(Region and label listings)
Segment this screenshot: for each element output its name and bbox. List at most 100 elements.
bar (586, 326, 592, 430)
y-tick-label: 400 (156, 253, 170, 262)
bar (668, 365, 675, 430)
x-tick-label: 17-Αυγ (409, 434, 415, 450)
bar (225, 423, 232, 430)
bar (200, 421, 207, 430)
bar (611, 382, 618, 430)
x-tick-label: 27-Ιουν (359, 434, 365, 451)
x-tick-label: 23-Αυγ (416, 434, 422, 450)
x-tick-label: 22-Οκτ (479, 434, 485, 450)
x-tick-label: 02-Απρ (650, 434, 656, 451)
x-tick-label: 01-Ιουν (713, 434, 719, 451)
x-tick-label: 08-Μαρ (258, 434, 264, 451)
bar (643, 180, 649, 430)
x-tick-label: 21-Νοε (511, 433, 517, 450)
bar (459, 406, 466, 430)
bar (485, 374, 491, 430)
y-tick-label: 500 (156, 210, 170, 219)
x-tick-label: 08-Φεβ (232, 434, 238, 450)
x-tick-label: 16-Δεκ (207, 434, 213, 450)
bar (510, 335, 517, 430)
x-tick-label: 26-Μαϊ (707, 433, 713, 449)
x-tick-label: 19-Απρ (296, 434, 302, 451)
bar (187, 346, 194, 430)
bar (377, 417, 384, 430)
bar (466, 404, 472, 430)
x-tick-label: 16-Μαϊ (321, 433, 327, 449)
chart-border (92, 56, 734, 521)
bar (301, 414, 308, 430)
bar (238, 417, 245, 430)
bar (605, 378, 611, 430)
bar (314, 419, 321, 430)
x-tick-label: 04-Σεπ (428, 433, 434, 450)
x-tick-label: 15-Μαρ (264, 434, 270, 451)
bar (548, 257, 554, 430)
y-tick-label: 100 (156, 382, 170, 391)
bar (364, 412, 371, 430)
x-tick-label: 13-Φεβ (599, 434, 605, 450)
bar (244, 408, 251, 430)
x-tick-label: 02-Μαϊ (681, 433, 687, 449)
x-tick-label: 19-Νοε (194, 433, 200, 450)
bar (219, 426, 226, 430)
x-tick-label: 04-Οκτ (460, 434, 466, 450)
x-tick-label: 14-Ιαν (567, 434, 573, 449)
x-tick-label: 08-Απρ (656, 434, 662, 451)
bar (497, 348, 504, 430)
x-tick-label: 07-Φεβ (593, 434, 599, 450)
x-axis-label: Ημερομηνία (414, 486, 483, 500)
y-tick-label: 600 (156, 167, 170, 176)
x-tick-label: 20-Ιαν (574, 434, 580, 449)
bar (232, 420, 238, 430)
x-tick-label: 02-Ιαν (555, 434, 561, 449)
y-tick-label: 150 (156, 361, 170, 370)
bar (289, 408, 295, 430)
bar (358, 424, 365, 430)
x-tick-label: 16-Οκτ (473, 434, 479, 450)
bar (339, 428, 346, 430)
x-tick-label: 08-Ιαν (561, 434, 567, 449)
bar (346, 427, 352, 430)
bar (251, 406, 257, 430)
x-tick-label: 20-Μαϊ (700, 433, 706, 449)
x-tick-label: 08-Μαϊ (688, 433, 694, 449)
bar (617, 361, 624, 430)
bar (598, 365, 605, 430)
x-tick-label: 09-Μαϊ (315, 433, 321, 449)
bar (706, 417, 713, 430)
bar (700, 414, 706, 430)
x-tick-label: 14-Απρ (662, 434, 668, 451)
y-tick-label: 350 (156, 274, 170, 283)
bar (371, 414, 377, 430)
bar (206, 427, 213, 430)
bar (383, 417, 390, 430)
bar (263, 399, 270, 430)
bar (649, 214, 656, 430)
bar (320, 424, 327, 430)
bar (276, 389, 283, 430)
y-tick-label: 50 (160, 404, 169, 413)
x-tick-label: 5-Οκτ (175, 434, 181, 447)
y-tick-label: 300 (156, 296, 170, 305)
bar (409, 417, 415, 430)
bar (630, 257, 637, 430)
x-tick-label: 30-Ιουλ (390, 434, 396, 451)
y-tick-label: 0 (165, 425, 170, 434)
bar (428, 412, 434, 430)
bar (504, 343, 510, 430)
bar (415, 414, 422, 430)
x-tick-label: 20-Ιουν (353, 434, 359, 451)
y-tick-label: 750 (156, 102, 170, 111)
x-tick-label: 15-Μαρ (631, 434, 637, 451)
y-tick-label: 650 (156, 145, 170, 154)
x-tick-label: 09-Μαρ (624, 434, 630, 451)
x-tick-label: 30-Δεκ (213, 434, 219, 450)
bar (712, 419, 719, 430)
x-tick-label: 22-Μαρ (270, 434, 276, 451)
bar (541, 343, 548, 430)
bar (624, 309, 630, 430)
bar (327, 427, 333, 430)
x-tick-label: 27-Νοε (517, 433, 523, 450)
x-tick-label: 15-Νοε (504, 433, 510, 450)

**Exercise requirements**
Rewrite every line of the entries above as a numbered list, leaving out any blank lines.

**Complete answer**
1. Segment this screenshot: for each element output its name and bbox. List at most 100 elements.
2. bar (586, 326, 592, 430)
3. y-tick-label: 400 (156, 253, 170, 262)
4. bar (668, 365, 675, 430)
5. x-tick-label: 17-Αυγ (409, 434, 415, 450)
6. bar (225, 423, 232, 430)
7. bar (200, 421, 207, 430)
8. bar (611, 382, 618, 430)
9. x-tick-label: 27-Ιουν (359, 434, 365, 451)
10. x-tick-label: 23-Αυγ (416, 434, 422, 450)
11. x-tick-label: 22-Οκτ (479, 434, 485, 450)
12. x-tick-label: 02-Απρ (650, 434, 656, 451)
13. x-tick-label: 01-Ιουν (713, 434, 719, 451)
14. x-tick-label: 08-Μαρ (258, 434, 264, 451)
15. bar (643, 180, 649, 430)
16. x-tick-label: 21-Νοε (511, 433, 517, 450)
17. bar (459, 406, 466, 430)
18. bar (485, 374, 491, 430)
19. y-tick-label: 500 (156, 210, 170, 219)
20. x-tick-label: 08-Φεβ (232, 434, 238, 450)
21. x-tick-label: 16-Δεκ (207, 434, 213, 450)
22. bar (510, 335, 517, 430)
23. x-tick-label: 26-Μαϊ (707, 433, 713, 449)
24. x-tick-label: 19-Απρ (296, 434, 302, 451)
25. bar (187, 346, 194, 430)
26. bar (377, 417, 384, 430)
27. bar (466, 404, 472, 430)
28. x-tick-label: 16-Μαϊ (321, 433, 327, 449)
29. chart-border (92, 56, 734, 521)
30. bar (301, 414, 308, 430)
31. bar (238, 417, 245, 430)
32. bar (605, 378, 611, 430)
33. bar (314, 419, 321, 430)
34. x-tick-label: 04-Σεπ (428, 433, 434, 450)
35. x-tick-label: 15-Μαρ (264, 434, 270, 451)
36. bar (548, 257, 554, 430)
37. y-tick-label: 100 (156, 382, 170, 391)
38. bar (364, 412, 371, 430)
39. x-tick-label: 13-Φεβ (599, 434, 605, 450)
40. bar (244, 408, 251, 430)
41. x-tick-label: 02-Μαϊ (681, 433, 687, 449)
42. x-tick-label: 19-Νοε (194, 433, 200, 450)
43. bar (219, 426, 226, 430)
44. x-tick-label: 04-Οκτ (460, 434, 466, 450)
45. x-tick-label: 14-Ιαν (567, 434, 573, 449)
46. x-tick-label: 08-Απρ (656, 434, 662, 451)
47. bar (497, 348, 504, 430)
48. x-tick-label: 07-Φεβ (593, 434, 599, 450)
49. x-axis-label: Ημερομηνία (414, 486, 483, 500)
50. y-tick-label: 600 (156, 167, 170, 176)
51. x-tick-label: 20-Ιαν (574, 434, 580, 449)
52. bar (232, 420, 238, 430)
53. x-tick-label: 02-Ιαν (555, 434, 561, 449)
54. y-tick-label: 150 (156, 361, 170, 370)
55. bar (289, 408, 295, 430)
56. bar (358, 424, 365, 430)
57. x-tick-label: 16-Οκτ (473, 434, 479, 450)
58. bar (339, 428, 346, 430)
59. x-tick-label: 08-Ιαν (561, 434, 567, 449)
60. bar (346, 427, 352, 430)
61. bar (251, 406, 257, 430)
62. x-tick-label: 20-Μαϊ (700, 433, 706, 449)
63. x-tick-label: 08-Μαϊ (688, 433, 694, 449)
64. bar (617, 361, 624, 430)
65. bar (598, 365, 605, 430)
66. x-tick-label: 09-Μαϊ (315, 433, 321, 449)
67. bar (706, 417, 713, 430)
68. bar (700, 414, 706, 430)
69. x-tick-label: 14-Απρ (662, 434, 668, 451)
70. y-tick-label: 350 (156, 274, 170, 283)
71. bar (371, 414, 377, 430)
72. bar (206, 427, 213, 430)
73. bar (383, 417, 390, 430)
74. bar (263, 399, 270, 430)
75. bar (649, 214, 656, 430)
76. bar (320, 424, 327, 430)
77. bar (276, 389, 283, 430)
78. y-tick-label: 50 (160, 404, 169, 413)
79. x-tick-label: 5-Οκτ (175, 434, 181, 447)
80. y-tick-label: 300 (156, 296, 170, 305)
81. bar (409, 417, 415, 430)
82. bar (630, 257, 637, 430)
83. x-tick-label: 30-Ιουλ (390, 434, 396, 451)
84. y-tick-label: 0 (165, 425, 170, 434)
85. bar (428, 412, 434, 430)
86. bar (504, 343, 510, 430)
87. bar (415, 414, 422, 430)
88. x-tick-label: 20-Ιουν (353, 434, 359, 451)
89. y-tick-label: 750 (156, 102, 170, 111)
90. x-tick-label: 15-Μαρ (631, 434, 637, 451)
91. y-tick-label: 650 (156, 145, 170, 154)
92. x-tick-label: 09-Μαρ (624, 434, 630, 451)
93. x-tick-label: 30-Δεκ (213, 434, 219, 450)
94. bar (712, 419, 719, 430)
95. x-tick-label: 22-Μαρ (270, 434, 276, 451)
96. bar (541, 343, 548, 430)
97. bar (624, 309, 630, 430)
98. bar (327, 427, 333, 430)
99. x-tick-label: 27-Νοε (517, 433, 523, 450)
100. x-tick-label: 15-Νοε (504, 433, 510, 450)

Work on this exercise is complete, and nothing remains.